§ WHAT YOU SHOULD DO
Look through the records below, and whenever a line contains "from", copy it.

§ GIVEN RECORDS
==================================================

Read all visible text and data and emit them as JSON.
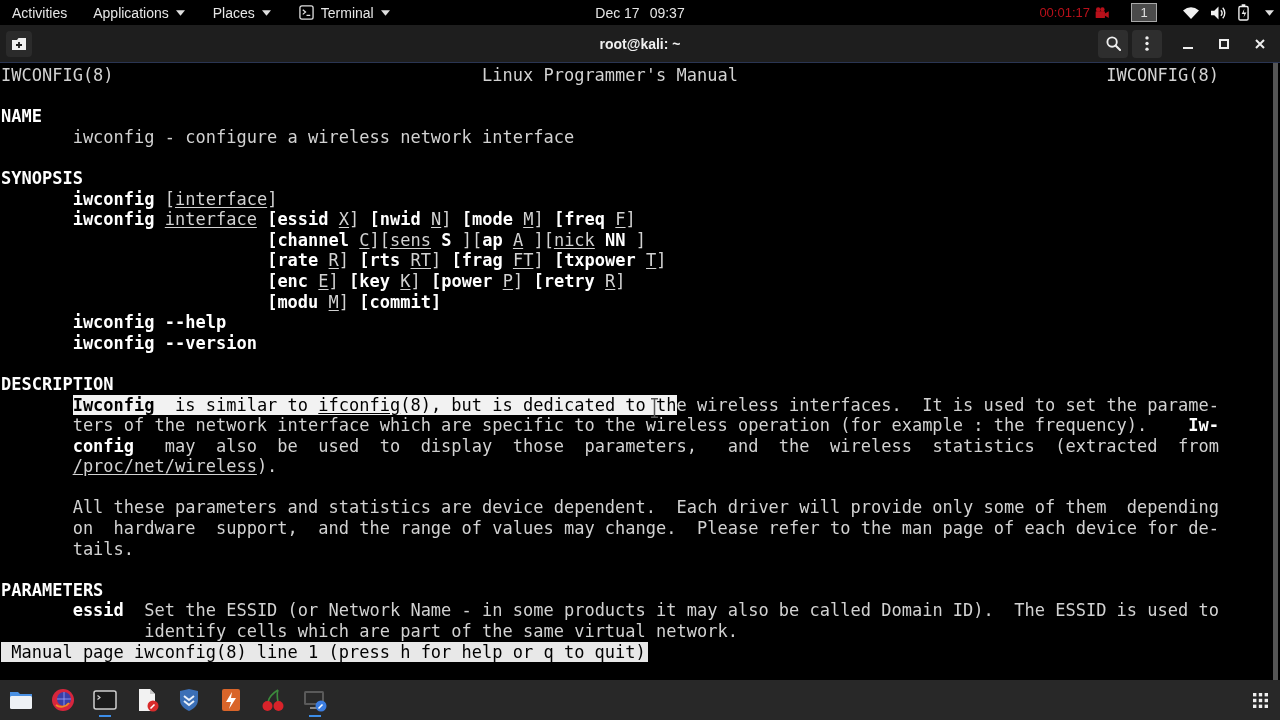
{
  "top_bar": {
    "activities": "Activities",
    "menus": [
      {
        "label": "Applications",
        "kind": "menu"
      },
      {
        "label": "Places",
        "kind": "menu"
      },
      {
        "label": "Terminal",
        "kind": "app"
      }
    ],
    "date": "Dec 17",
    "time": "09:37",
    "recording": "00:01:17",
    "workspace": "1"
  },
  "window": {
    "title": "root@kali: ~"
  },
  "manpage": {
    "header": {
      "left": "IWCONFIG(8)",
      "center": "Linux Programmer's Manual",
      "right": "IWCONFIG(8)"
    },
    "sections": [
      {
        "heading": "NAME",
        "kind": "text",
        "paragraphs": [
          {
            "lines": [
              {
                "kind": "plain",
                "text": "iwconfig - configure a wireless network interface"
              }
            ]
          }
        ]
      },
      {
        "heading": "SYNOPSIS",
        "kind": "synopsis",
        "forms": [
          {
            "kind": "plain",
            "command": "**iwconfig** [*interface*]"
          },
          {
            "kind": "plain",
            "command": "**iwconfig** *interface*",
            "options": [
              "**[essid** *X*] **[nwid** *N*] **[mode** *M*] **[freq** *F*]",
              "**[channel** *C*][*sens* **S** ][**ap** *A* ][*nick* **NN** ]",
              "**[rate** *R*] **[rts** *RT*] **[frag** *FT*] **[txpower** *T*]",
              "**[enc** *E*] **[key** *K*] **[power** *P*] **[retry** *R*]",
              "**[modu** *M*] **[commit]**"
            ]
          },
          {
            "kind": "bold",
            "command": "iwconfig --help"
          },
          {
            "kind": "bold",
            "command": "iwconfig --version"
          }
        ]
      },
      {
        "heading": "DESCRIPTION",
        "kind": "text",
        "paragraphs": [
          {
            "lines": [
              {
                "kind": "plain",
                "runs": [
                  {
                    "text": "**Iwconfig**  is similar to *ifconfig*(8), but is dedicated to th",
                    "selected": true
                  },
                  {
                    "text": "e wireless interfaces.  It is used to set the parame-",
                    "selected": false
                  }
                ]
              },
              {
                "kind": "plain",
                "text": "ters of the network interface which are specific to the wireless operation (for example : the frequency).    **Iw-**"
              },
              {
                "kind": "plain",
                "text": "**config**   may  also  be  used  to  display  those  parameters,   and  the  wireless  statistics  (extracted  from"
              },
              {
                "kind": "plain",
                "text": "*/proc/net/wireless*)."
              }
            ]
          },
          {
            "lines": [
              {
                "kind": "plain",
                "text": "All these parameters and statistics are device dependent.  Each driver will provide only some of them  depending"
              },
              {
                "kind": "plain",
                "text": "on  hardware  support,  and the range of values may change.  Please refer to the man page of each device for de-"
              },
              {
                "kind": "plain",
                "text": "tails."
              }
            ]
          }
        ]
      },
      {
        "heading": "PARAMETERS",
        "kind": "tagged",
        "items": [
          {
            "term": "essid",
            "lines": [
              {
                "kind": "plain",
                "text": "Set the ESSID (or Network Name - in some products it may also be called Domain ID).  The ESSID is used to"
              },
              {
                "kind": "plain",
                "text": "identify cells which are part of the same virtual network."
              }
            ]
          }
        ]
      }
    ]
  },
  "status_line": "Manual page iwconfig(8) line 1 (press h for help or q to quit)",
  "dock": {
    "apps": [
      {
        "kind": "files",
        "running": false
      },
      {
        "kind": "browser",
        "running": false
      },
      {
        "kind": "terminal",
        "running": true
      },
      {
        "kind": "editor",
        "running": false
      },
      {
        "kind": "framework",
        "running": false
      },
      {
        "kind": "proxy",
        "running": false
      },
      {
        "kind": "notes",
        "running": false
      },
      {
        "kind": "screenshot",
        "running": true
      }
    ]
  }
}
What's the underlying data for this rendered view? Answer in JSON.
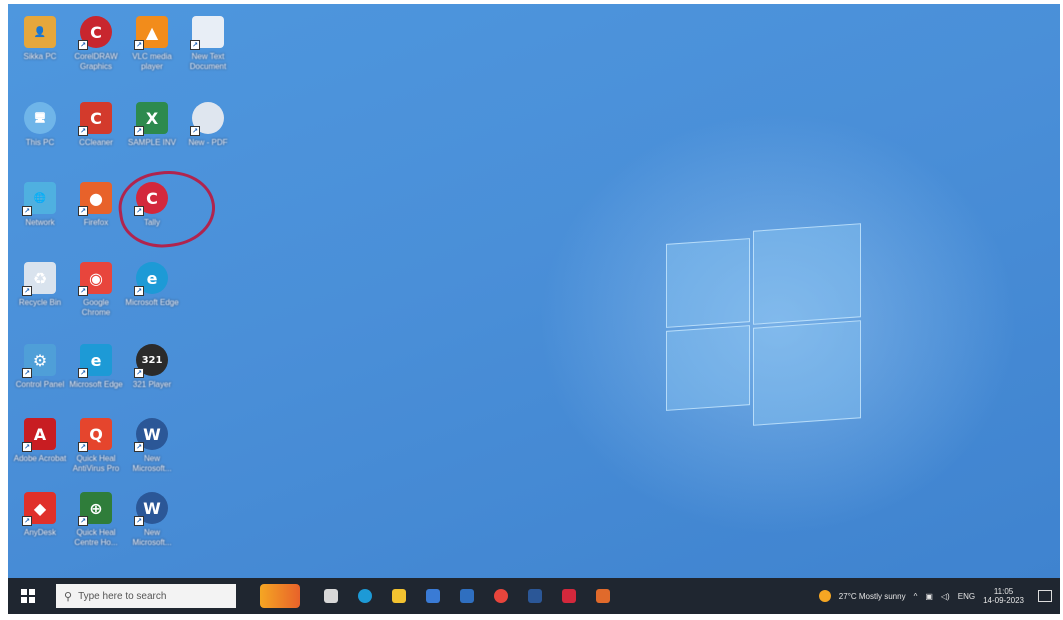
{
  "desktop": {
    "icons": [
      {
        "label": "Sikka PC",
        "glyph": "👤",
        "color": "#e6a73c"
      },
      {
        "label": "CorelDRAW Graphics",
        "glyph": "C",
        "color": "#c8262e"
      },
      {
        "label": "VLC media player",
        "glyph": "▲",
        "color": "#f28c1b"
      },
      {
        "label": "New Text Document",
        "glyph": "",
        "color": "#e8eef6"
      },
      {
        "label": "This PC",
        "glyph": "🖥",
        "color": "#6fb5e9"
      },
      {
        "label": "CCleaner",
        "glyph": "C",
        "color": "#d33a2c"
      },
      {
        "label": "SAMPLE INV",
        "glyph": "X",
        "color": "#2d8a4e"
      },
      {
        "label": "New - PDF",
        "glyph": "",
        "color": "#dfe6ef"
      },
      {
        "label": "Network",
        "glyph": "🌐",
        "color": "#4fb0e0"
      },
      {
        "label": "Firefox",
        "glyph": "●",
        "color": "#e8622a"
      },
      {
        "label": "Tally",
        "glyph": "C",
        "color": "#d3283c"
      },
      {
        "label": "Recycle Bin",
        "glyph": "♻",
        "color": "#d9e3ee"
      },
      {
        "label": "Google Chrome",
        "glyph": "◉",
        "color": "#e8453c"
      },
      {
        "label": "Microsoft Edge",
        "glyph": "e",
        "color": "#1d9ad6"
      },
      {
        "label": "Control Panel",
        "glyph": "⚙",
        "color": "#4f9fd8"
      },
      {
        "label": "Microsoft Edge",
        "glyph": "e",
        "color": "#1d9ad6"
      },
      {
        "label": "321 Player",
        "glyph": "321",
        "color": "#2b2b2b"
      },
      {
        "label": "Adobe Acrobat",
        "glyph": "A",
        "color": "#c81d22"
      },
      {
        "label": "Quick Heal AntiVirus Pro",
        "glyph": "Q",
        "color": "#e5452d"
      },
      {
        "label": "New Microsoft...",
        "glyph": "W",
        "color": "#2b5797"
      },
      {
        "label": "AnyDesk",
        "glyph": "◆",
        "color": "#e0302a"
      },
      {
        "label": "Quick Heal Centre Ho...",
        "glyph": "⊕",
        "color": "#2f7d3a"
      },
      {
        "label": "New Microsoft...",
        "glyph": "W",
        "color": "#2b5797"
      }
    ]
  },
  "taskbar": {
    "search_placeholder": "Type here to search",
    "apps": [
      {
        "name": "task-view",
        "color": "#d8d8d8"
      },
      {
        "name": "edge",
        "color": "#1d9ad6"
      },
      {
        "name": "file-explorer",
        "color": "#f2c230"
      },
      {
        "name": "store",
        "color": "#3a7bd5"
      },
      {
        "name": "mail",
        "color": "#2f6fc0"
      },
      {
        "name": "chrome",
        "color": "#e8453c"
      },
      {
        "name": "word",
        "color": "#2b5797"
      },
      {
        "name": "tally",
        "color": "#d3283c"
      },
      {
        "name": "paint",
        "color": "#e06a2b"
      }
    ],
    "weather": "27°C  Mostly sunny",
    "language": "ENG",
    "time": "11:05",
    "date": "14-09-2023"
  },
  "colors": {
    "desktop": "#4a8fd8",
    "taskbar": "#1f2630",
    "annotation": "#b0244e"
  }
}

==================================================

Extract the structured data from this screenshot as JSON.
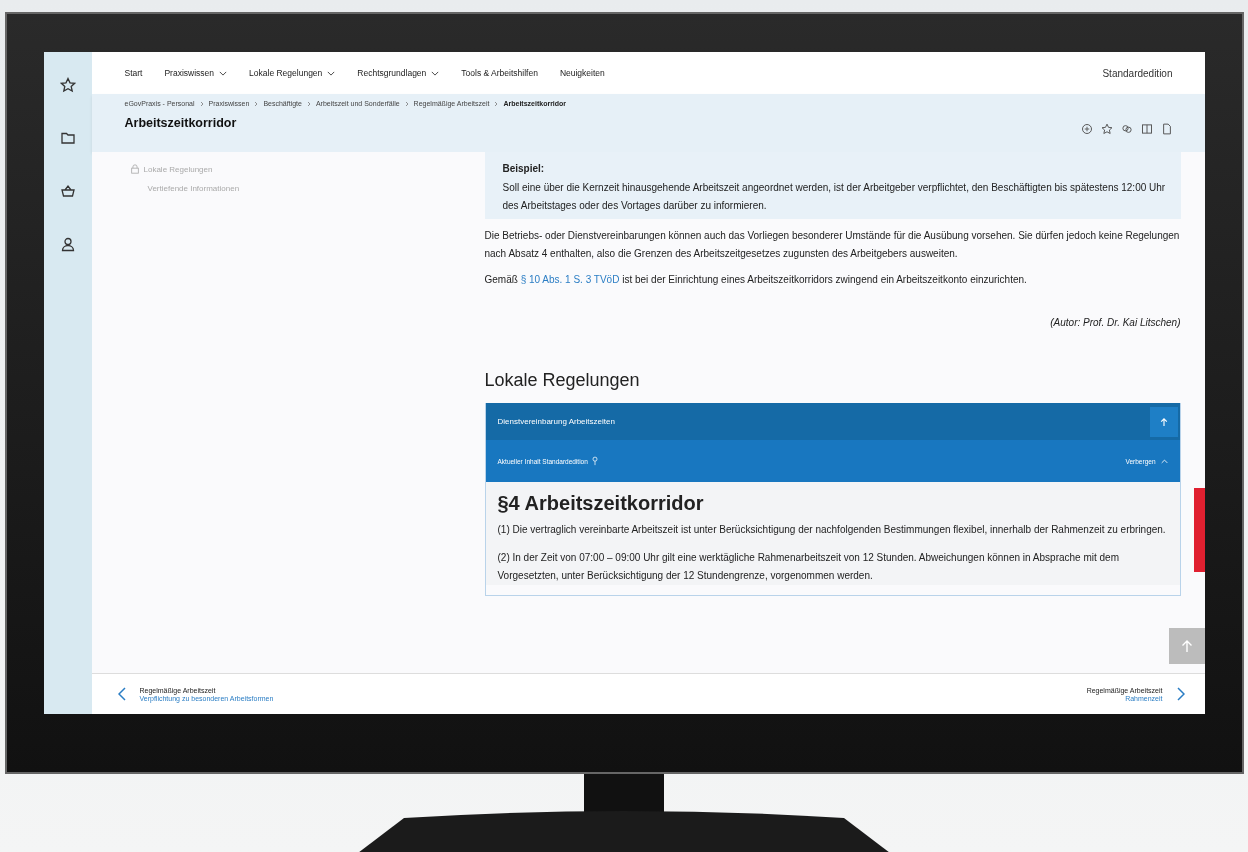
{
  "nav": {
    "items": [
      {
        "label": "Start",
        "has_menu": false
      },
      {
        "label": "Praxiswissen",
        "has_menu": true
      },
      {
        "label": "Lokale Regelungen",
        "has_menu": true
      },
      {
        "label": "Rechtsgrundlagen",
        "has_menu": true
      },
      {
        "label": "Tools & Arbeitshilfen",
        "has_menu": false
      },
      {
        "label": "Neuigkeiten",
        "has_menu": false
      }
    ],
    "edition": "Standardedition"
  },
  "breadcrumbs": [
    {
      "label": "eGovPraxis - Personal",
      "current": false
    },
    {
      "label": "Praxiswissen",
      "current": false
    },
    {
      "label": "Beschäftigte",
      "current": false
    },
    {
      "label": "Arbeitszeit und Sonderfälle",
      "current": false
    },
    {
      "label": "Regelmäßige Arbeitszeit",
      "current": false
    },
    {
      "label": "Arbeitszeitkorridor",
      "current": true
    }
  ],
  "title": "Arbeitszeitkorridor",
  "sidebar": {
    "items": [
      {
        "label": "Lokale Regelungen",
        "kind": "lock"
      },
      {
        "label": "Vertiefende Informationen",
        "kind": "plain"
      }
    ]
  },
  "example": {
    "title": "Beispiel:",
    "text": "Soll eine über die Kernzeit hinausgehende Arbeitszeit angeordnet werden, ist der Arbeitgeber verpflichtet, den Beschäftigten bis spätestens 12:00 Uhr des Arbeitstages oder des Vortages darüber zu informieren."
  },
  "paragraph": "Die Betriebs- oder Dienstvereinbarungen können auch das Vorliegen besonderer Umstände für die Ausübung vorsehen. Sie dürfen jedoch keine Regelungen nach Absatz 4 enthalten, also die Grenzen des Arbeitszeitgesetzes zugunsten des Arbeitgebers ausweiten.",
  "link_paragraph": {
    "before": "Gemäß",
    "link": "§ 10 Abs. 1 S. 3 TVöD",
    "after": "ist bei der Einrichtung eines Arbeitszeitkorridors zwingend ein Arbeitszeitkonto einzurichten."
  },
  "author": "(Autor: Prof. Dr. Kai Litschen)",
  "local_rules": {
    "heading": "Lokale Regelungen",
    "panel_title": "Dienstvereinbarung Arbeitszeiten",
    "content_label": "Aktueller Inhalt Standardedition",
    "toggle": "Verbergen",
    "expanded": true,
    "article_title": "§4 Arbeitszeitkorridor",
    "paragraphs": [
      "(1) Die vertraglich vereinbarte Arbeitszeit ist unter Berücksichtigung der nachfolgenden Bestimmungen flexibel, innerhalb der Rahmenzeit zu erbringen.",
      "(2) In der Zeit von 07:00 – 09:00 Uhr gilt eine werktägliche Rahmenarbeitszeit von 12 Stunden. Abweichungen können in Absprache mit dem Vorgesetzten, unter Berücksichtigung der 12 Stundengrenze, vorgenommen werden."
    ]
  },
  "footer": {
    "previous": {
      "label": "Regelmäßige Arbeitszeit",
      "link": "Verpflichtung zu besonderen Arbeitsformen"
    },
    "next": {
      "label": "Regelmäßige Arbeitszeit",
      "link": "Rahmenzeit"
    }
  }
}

==================================================

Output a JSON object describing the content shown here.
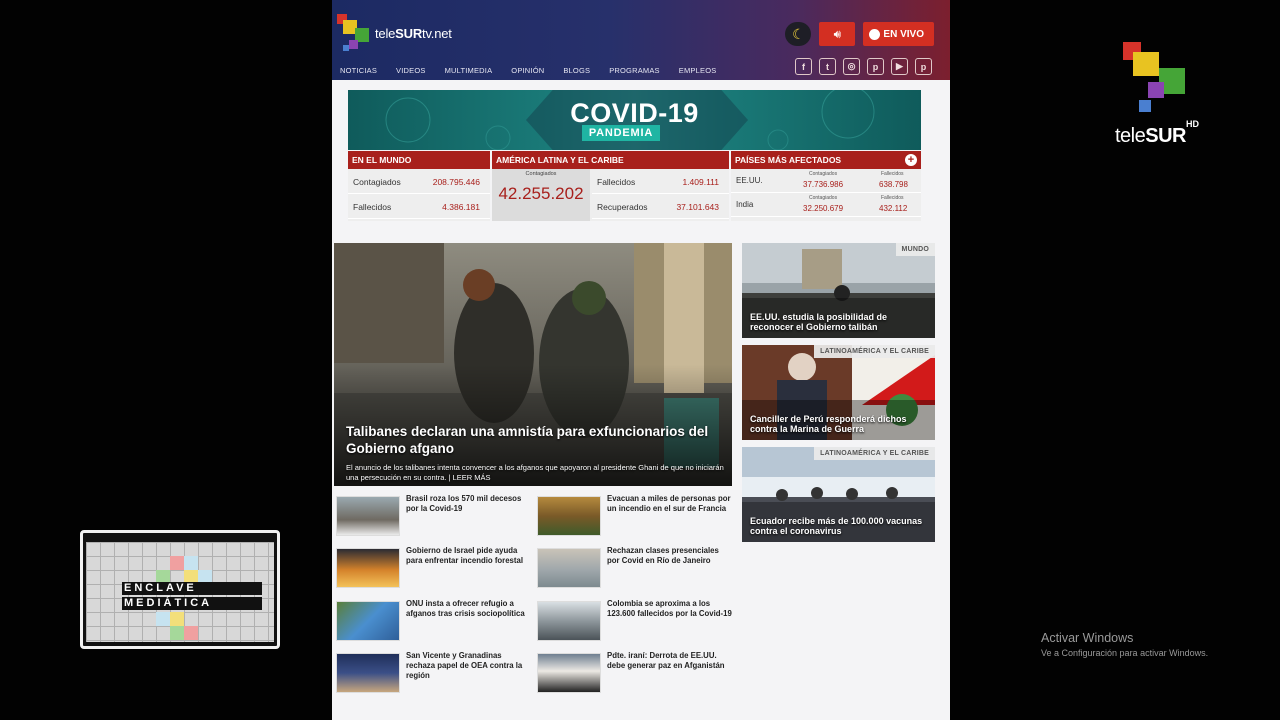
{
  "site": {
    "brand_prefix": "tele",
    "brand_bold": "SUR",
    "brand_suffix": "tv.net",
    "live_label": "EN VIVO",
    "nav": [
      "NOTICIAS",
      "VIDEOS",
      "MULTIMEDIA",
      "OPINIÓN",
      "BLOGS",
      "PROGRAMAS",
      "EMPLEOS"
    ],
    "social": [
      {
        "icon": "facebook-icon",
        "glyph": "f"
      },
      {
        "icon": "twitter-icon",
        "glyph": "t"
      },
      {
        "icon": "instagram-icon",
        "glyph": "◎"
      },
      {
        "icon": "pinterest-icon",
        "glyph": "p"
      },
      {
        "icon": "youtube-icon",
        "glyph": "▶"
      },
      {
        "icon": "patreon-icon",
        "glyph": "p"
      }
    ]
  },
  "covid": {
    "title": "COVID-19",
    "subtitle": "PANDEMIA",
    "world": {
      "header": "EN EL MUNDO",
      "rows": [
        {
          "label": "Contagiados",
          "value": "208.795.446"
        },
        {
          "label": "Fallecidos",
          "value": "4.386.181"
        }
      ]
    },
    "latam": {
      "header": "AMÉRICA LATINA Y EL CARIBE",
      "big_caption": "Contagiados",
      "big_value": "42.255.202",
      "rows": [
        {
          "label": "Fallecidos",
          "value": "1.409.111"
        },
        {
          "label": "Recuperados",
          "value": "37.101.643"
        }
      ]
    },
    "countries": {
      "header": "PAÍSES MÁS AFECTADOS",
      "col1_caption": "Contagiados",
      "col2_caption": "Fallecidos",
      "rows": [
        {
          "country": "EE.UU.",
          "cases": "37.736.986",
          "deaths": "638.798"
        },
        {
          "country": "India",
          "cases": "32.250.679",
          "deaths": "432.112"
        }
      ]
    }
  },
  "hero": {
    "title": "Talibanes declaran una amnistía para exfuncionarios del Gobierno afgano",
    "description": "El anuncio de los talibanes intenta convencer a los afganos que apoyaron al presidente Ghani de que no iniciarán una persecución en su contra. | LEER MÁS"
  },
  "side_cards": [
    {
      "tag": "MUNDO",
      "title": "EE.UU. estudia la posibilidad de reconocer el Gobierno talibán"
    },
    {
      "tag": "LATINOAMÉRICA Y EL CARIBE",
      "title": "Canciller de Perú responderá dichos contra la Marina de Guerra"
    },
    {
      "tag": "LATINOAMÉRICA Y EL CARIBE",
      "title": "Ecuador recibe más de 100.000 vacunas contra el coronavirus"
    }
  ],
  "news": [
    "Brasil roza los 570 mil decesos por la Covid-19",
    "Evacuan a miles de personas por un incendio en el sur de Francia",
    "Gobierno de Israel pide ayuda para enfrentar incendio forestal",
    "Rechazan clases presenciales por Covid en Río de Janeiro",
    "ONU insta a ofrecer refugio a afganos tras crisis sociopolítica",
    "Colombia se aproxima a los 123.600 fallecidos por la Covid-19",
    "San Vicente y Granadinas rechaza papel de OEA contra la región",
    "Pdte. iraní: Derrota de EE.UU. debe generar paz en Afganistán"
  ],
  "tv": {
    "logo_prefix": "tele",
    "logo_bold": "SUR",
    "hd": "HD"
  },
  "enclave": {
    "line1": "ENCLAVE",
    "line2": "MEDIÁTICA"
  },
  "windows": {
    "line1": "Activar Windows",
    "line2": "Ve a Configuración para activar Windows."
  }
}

==================================================

§ YOUR SOLUTION
                "text": "**config**   may  also  be  used  to  display  those  parameters,   and  the  wireless  statistics  (extracted  from"
Extract the structured data from this screenshot as JSON.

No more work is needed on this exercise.